**Required task:** Identify the lines bearing the string "JSON" and gather them.

Data excerpts

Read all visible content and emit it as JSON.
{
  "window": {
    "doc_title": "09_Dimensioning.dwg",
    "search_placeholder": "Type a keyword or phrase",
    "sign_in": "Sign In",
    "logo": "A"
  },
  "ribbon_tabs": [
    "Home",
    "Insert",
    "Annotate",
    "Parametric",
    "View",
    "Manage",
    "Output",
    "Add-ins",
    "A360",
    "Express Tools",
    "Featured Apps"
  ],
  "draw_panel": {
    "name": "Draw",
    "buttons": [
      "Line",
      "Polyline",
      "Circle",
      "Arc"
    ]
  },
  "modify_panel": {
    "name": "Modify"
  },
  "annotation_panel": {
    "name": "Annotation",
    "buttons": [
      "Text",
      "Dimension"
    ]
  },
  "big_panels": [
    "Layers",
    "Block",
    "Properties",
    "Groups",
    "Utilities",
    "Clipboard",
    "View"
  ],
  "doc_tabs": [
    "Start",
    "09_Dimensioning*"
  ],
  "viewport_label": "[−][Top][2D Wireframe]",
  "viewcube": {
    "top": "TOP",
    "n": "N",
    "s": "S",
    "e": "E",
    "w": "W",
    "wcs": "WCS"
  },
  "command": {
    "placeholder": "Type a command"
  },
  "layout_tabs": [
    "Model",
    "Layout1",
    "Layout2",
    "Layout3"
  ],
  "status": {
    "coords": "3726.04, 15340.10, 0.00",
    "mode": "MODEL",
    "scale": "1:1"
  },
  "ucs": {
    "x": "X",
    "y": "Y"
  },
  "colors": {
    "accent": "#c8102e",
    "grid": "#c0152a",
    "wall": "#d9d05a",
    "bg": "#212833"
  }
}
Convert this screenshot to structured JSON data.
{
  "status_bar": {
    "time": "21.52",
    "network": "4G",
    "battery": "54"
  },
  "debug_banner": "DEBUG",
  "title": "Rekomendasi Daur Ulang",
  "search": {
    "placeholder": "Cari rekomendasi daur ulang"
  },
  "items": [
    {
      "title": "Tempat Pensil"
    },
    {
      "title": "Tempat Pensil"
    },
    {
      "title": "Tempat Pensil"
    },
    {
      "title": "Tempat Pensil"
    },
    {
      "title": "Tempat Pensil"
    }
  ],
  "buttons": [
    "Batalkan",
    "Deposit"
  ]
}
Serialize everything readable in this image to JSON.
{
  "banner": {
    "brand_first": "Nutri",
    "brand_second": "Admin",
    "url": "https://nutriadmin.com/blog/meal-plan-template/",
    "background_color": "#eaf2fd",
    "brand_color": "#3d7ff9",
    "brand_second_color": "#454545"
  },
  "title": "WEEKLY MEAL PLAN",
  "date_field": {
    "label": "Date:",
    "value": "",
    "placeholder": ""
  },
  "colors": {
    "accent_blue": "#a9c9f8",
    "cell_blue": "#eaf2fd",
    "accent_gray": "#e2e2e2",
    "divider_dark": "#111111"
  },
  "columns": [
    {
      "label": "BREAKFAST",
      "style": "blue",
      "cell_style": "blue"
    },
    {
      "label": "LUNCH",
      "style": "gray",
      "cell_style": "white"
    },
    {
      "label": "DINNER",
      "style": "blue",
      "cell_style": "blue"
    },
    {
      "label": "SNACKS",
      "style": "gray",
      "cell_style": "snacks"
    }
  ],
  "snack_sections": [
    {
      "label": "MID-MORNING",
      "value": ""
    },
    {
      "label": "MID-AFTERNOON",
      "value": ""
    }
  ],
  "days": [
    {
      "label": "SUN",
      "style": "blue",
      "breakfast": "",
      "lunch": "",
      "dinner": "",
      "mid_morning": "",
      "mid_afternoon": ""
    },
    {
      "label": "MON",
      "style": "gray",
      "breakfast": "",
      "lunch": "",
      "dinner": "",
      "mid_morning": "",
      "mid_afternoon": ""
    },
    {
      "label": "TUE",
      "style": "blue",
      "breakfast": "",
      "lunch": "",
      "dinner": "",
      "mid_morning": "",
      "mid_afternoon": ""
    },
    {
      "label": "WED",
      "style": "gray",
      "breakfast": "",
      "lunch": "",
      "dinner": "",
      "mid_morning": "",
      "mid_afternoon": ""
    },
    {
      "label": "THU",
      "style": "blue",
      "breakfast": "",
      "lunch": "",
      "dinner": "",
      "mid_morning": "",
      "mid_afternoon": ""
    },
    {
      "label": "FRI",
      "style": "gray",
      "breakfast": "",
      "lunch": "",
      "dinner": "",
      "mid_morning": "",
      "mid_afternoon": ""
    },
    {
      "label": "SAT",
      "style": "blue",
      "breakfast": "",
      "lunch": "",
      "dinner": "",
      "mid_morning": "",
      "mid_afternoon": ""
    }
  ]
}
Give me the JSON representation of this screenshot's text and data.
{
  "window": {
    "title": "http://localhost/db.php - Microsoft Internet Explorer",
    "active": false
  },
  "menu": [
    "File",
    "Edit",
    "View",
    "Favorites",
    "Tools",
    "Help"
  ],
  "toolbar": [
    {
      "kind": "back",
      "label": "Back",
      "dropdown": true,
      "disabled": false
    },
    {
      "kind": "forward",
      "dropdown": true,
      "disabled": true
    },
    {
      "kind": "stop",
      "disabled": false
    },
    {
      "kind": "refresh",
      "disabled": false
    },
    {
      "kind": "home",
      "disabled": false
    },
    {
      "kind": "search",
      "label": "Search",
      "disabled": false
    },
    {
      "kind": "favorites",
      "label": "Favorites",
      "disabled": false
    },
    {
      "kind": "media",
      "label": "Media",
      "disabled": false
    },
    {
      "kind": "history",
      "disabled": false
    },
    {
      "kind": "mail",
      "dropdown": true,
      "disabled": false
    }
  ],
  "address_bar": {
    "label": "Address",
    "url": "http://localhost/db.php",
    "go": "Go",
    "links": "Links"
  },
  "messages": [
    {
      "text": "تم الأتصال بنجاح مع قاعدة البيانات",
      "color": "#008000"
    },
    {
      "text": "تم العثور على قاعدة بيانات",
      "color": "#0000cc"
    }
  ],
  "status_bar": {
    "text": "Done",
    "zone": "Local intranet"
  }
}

**Task answer:**
Read all visible content and emit it as JSON.
Convert this screenshot to structured JSON data.
Serialize everything readable in this image to JSON.
Give me the JSON representation of this screenshot's text and data.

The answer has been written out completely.